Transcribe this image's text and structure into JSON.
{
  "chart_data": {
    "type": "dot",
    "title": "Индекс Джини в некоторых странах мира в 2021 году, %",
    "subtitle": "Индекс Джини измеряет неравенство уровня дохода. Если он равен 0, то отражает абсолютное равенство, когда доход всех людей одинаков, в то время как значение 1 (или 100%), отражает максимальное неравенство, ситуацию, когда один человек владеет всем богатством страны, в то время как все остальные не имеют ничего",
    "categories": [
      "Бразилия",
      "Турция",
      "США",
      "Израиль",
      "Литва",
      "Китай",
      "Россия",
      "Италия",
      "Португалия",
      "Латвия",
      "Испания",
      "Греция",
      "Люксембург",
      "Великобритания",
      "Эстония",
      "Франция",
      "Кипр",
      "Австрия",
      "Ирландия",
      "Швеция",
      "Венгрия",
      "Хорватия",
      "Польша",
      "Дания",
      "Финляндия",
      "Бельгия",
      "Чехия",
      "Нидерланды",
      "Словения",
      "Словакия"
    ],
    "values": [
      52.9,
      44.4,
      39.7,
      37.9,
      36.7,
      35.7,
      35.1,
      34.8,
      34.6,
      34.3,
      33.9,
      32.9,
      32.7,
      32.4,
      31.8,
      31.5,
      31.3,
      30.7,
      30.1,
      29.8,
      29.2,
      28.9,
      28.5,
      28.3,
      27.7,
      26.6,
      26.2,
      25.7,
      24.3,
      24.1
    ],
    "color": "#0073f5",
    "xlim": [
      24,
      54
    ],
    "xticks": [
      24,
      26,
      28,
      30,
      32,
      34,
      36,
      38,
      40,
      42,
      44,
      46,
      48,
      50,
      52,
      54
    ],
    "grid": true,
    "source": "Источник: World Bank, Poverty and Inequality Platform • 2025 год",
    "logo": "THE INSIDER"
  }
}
+ + +
→ EXERCISE PROMPT
Copy out each line of the data containing the string "Индекс".

→ EXERCISE SOLUTION
    "title": "Индекс Джини в некоторых странах мира в 2021 году, %",
    "subtitle": "Индекс Джини измеряет неравенство уровня дохода. Если он равен 0, то отражает абсолютное равенство, когда доход всех людей одинаков, в то время как значение 1 (или 100%), отражает максимальное неравенство, ситуацию, когда один человек владеет всем богатством страны, в то время как все остальные не имеют ничего",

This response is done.